**EXTRACTO DEL DOCUMENTO**
La Procuraduría General del Estado se encargó de enviar el
legajo documental a Ginebra (Suiza), a finales de abril para atender un
requerimiento solicitado en 2020, por el organismo internacional, durante el
gobierno de Jeanine Áñez.
El primer hecho que no menciona el informe es la causa y
quién ordenó la paralización del sistema de Transmisión de Resultados
Electorales Preliminares (TREP) que estaba usando el Tribunal Supremo Electoral
(TSE) para conocer los resultados oficiales de la jornada de votación del 20 de
octubre.
"La jornada de las elecciones se desarrollaron con
total normalidad. A las 19.40 se paralizó el sistema del TREP que era un
sistema de conteo de resultados no oficiales ni vinculantes (...) esto generó
malestar, no obstante días previos el TSE dijo que el sistema arrojaría datos
al 80% hasta las 20.00, no obstante llegó al 83%", dice el párrafo 21 del
informe.
Según las investigaciones que hizo el Ministerio Público, la
exvocal del TSE y delegada presidencial, Lucy Cruz, ordenó la suspensión del
sistema y el corte de energía del edificio principal del Servicio de Registro
Cívico (Serecí) donde se encontraba el servidor que recibía la información.

**DATOS PARA ANALIZAR**
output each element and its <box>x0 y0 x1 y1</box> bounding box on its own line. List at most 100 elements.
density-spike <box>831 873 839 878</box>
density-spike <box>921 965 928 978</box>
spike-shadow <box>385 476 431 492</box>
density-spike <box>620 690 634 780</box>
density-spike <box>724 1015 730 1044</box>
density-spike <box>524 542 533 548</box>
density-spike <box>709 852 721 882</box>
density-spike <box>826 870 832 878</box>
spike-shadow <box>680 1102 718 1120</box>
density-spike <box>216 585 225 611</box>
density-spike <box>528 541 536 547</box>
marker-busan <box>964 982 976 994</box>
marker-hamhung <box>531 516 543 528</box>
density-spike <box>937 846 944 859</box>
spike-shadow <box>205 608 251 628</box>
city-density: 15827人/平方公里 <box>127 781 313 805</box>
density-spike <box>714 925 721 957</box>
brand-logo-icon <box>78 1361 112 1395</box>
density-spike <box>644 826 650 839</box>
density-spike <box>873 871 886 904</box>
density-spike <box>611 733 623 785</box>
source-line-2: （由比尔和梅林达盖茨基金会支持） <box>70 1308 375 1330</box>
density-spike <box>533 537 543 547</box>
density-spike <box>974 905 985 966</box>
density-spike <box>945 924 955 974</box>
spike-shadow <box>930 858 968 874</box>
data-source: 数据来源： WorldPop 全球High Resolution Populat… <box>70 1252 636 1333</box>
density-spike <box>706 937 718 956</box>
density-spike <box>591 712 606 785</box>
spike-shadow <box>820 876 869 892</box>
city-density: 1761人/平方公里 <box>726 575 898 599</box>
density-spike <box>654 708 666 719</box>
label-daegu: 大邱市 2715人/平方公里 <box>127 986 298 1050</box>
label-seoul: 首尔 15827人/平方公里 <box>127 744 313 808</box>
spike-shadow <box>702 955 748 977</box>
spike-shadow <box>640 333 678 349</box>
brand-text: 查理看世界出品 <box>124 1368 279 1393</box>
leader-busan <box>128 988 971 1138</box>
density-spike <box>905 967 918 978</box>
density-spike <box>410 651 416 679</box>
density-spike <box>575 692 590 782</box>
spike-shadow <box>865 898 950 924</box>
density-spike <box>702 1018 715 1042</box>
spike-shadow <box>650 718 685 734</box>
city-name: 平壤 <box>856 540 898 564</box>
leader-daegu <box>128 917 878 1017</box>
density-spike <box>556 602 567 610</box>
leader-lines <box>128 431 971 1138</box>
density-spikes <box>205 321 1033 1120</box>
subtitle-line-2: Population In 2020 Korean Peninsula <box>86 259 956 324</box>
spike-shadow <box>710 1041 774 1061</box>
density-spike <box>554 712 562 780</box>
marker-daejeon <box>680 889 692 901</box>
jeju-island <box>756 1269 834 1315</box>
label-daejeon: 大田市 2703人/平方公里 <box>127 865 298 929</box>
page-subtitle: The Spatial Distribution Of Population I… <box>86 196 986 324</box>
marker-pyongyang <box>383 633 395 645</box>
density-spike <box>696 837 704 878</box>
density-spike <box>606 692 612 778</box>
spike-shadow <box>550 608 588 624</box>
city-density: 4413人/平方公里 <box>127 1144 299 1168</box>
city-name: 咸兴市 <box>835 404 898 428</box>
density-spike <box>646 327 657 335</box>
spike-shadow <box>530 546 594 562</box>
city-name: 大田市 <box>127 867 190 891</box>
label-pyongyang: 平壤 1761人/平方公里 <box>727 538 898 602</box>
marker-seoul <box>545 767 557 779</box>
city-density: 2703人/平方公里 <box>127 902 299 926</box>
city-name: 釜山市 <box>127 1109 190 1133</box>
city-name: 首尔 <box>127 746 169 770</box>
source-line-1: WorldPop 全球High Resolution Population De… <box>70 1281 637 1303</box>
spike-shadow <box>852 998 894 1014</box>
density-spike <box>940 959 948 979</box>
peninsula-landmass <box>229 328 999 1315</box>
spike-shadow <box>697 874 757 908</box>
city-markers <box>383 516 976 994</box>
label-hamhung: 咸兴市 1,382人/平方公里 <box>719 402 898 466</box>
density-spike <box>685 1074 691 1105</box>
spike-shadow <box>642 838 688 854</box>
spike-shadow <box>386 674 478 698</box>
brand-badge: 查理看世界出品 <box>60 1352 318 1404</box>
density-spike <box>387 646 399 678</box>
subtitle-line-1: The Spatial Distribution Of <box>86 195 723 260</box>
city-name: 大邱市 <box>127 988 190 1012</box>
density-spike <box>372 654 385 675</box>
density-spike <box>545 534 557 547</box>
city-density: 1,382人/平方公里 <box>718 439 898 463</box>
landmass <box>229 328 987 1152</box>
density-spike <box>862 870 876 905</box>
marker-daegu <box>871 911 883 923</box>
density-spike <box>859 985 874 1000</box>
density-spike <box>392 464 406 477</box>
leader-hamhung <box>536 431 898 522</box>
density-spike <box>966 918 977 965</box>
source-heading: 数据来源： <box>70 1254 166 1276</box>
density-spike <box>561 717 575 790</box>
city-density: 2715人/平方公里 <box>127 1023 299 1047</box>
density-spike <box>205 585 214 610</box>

**TUS TAREAS**
1: Responde estas preguntas sobre el extracto acerca de la paralización del TREP:
(a) ¿Qué institución envió el legajo documental a Ginebra?
(b) ¿A qué hora se paralizó el sistema del TREP, según el párrafo 21 del informe?
(c) ¿Quién ordenó la suspensión del sistema, según las investigaciones del Ministerio Público?
2: Prosigue el extracto sobre la paralización del TREP a partir de su última oración.
Las entradas son un material independiente del extracto.

**RESPUESTAS EN ORDEN**
1:
(a) La Procuraduría General del Estado.
(b) A las 19.40.
(c) Lucy Cruz, exvocal del TSE y delegada presidencial.

2:
La segunda omisión en el informe es que el MAS movilizó a
sus aliados para contrarrestar las medidas de presión de los cívicos y
ciudadanos que rechazaban el fraude electoral.
Incluso, los trabajadores mineros y ponchos rojos cercaron
plaza Murillo para evitar que los manifestantes intenten ingresar. Estos
estaban resguardados por los policías que usaron agentes químicos de forma abusiva para dispersar a los
movilizados.
El 31 de octubre, durante un enfrentamiento en Montero, se
registró el deceso de Mario Salvatierra y Marcelo Terrazas miembros del Comité
Cívico de esa región. Ambos fallecieron por impacto a de arma de fuego.
El 10 de noviembre, una caravana de personas que se
trasladaban desde Oruro y Potosí hacia La Paz para reforzar las movilizaciones,
fueron emboscados por partidarios del MAS en la carretera a Oruro a la altura
de Vila Vila. De este hecho varios resultaron heridos.
Otra de las contradicciones que incurre el Gobierno, es que
la presidenta del Senado, Adriana Salvatierra, y el titular de Diputados,
Víctor Borda, renunciaron a sus cargos bajo presión de los opositores. Borda
dimitió tras informar que su hermano había sido secuestrado; mientras que
Salvatierra reconoció el 20 de enero que su renuncia fue consensuada con la
cúpula del MAS.
"Mi renuncia a
la presidencia de la Cámara de Senadores no se debió a motivos personales, sino
a razones políticas. Esta decisión fue asumida de forma conjunta con el
presidente Evo Morales, con el vicepresidente Álvaro García Linera",
señaló entonces Salvatierra.
Además, afirman que Milton Barón era primer vicepresidente
del Senado y que también fue obligado a renunciar; sin embargo, cabe recordar
que ese cargo era ocupado por Rubén Medinaceli que dimitió a su curul.
A la vez, asegura que un grupo de policías ingresó a la
fuerza a Palacio de Gobierno y quemó la wiphala.
“Cómplices”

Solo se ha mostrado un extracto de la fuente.